● **Task input**
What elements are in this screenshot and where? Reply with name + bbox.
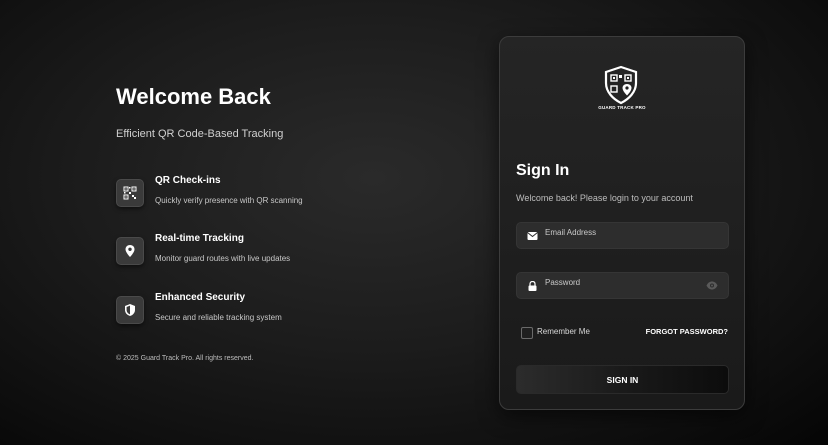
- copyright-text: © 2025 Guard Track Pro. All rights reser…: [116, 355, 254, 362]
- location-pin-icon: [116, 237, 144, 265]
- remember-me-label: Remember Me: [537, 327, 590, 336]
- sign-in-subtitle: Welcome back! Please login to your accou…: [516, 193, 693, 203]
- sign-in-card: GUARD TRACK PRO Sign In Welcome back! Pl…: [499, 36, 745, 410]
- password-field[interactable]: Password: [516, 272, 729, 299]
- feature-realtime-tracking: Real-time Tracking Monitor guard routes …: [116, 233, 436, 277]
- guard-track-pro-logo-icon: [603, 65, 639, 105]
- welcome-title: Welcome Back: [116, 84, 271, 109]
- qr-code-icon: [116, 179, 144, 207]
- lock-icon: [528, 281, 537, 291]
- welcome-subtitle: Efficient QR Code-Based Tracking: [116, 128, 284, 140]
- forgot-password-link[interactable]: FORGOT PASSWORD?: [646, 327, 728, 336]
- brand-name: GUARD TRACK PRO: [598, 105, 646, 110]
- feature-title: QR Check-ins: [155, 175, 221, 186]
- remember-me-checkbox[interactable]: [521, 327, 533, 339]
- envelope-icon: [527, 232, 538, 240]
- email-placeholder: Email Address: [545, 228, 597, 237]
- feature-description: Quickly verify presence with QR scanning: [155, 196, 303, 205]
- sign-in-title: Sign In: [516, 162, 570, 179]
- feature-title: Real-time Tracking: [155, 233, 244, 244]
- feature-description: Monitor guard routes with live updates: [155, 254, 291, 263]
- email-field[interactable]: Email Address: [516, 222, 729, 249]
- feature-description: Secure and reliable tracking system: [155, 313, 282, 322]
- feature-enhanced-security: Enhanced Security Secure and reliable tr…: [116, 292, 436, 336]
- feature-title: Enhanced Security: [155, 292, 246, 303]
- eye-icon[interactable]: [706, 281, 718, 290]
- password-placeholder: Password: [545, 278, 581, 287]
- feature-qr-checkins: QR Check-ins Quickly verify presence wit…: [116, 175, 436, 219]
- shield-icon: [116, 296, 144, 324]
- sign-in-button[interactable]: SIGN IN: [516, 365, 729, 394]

● **Instruction**
Tally the lines of the records that contain the word "Address" and give only the number.

● **Exercise solution**
2